## BEGIN RECORDS FOR PROCESSING

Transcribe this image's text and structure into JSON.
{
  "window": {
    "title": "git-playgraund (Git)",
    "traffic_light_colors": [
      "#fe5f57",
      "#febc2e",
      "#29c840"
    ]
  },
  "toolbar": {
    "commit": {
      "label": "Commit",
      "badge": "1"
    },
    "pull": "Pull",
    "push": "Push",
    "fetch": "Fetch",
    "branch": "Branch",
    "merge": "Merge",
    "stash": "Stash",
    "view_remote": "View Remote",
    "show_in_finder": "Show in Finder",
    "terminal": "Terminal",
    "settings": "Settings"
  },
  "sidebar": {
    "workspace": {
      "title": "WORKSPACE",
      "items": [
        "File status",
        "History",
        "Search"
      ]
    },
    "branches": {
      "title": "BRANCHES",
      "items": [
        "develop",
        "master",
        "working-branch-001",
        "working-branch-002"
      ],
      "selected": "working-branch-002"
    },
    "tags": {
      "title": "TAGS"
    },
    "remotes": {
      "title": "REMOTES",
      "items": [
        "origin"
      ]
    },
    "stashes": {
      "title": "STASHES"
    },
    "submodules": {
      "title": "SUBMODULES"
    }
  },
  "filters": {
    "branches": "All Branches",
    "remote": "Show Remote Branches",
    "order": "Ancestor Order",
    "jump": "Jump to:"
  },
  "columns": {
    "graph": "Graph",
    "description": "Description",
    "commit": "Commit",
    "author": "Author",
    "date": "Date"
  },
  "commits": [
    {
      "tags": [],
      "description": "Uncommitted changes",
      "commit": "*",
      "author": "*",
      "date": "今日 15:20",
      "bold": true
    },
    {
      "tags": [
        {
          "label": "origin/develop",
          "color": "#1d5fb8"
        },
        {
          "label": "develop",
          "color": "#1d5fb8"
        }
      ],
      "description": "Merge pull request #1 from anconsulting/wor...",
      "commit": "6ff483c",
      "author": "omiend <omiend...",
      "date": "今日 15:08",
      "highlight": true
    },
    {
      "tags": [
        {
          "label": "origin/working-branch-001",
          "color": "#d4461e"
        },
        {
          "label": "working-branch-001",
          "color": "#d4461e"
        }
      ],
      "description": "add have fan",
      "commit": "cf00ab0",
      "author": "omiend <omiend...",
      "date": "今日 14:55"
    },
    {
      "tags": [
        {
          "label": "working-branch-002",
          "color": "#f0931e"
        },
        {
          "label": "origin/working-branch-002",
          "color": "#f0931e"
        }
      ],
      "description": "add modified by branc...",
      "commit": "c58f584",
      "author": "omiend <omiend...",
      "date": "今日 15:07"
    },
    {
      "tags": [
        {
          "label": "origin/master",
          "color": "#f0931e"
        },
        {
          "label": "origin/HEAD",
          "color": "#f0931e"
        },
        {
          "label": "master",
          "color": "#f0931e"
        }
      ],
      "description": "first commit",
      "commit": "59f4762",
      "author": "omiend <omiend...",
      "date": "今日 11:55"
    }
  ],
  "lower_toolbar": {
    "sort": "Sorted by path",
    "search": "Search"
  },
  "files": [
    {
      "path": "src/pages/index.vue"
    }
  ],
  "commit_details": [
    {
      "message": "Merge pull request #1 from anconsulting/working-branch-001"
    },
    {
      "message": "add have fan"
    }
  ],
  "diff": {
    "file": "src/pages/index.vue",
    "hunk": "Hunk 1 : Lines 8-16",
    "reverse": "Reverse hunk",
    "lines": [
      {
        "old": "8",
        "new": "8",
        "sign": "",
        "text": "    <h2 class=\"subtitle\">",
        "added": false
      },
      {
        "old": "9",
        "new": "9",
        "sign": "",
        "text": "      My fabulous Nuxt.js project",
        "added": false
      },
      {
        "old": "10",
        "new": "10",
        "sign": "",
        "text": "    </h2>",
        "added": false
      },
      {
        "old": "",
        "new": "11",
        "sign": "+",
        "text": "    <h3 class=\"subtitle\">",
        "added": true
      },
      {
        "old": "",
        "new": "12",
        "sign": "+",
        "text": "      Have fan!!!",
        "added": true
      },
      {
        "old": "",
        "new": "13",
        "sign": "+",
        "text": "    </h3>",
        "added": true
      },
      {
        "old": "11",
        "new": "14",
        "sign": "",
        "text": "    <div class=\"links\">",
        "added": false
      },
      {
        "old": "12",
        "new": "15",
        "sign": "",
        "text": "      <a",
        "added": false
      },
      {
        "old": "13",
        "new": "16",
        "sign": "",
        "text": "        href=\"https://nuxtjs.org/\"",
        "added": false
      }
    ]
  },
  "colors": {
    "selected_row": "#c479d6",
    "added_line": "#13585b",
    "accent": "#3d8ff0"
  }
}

## END RECORDS FOR PROCESSING

(EXERCISE PROMPT) All the entries above need to be reproduced exactly.

(SOLUTION FOR THIS PROBLEM)
Transcribe this image's text and structure into JSON.
{
  "window": {
    "title": "git-playgraund (Git)",
    "traffic_light_colors": [
      "#fe5f57",
      "#febc2e",
      "#29c840"
    ]
  },
  "toolbar": {
    "commit": {
      "label": "Commit",
      "badge": "1"
    },
    "pull": "Pull",
    "push": "Push",
    "fetch": "Fetch",
    "branch": "Branch",
    "merge": "Merge",
    "stash": "Stash",
    "view_remote": "View Remote",
    "show_in_finder": "Show in Finder",
    "terminal": "Terminal",
    "settings": "Settings"
  },
  "sidebar": {
    "workspace": {
      "title": "WORKSPACE",
      "items": [
        "File status",
        "History",
        "Search"
      ]
    },
    "branches": {
      "title": "BRANCHES",
      "items": [
        "develop",
        "master",
        "working-branch-001",
        "working-branch-002"
      ],
      "selected": "working-branch-002"
    },
    "tags": {
      "title": "TAGS"
    },
    "remotes": {
      "title": "REMOTES",
      "items": [
        "origin"
      ]
    },
    "stashes": {
      "title": "STASHES"
    },
    "submodules": {
      "title": "SUBMODULES"
    }
  },
  "filters": {
    "branches": "All Branches",
    "remote": "Show Remote Branches",
    "order": "Ancestor Order",
    "jump": "Jump to:"
  },
  "columns": {
    "graph": "Graph",
    "description": "Description",
    "commit": "Commit",
    "author": "Author",
    "date": "Date"
  },
  "commits": [
    {
      "tags": [],
      "description": "Uncommitted changes",
      "commit": "*",
      "author": "*",
      "date": "今日 15:20",
      "bold": true
    },
    {
      "tags": [
        {
          "label": "origin/develop",
          "color": "#1d5fb8"
        },
        {
          "label": "develop",
          "color": "#1d5fb8"
        }
      ],
      "description": "Merge pull request #1 from anconsulting/wor...",
      "commit": "6ff483c",
      "author": "omiend <omiend...",
      "date": "今日 15:08",
      "highlight": true
    },
    {
      "tags": [
        {
          "label": "origin/working-branch-001",
          "color": "#d4461e"
        },
        {
          "label": "working-branch-001",
          "color": "#d4461e"
        }
      ],
      "description": "add have fan",
      "commit": "cf00ab0",
      "author": "omiend <omiend...",
      "date": "今日 14:55"
    },
    {
      "tags": [
        {
          "label": "working-branch-002",
          "color": "#f0931e"
        },
        {
          "label": "origin/working-branch-002",
          "color": "#f0931e"
        }
      ],
      "description": "add modified by branc...",
      "commit": "c58f584",
      "author": "omiend <omiend...",
      "date": "今日 15:07"
    },
    {
      "tags": [
        {
          "label": "origin/master",
          "color": "#f0931e"
        },
        {
          "label": "origin/HEAD",
          "color": "#f0931e"
        },
        {
          "label": "master",
          "color": "#f0931e"
        }
      ],
      "description": "first commit",
      "commit": "59f4762",
      "author": "omiend <omiend...",
      "date": "今日 11:55"
    }
  ],
  "lower_toolbar": {
    "sort": "Sorted by path",
    "search": "Search"
  },
  "files": [
    {
      "path": "src/pages/index.vue"
    }
  ],
  "commit_details": [
    {
      "message": "Merge pull request #1 from anconsulting/working-branch-001"
    },
    {
      "message": "add have fan"
    }
  ],
  "diff": {
    "file": "src/pages/index.vue",
    "hunk": "Hunk 1 : Lines 8-16",
    "reverse": "Reverse hunk",
    "lines": [
      {
        "old": "8",
        "new": "8",
        "sign": "",
        "text": "    <h2 class=\"subtitle\">",
        "added": false
      },
      {
        "old": "9",
        "new": "9",
        "sign": "",
        "text": "      My fabulous Nuxt.js project",
        "added": false
      },
      {
        "old": "10",
        "new": "10",
        "sign": "",
        "text": "    </h2>",
        "added": false
      },
      {
        "old": "",
        "new": "11",
        "sign": "+",
        "text": "    <h3 class=\"subtitle\">",
        "added": true
      },
      {
        "old": "",
        "new": "12",
        "sign": "+",
        "text": "      Have fan!!!",
        "added": true
      },
      {
        "old": "",
        "new": "13",
        "sign": "+",
        "text": "    </h3>",
        "added": true
      },
      {
        "old": "11",
        "new": "14",
        "sign": "",
        "text": "    <div class=\"links\">",
        "added": false
      },
      {
        "old": "12",
        "new": "15",
        "sign": "",
        "text": "      <a",
        "added": false
      },
      {
        "old": "13",
        "new": "16",
        "sign": "",
        "text": "        href=\"https://nuxtjs.org/\"",
        "added": false
      }
    ]
  },
  "colors": {
    "selected_row": "#c479d6",
    "added_line": "#13585b",
    "accent": "#3d8ff0"
  }
}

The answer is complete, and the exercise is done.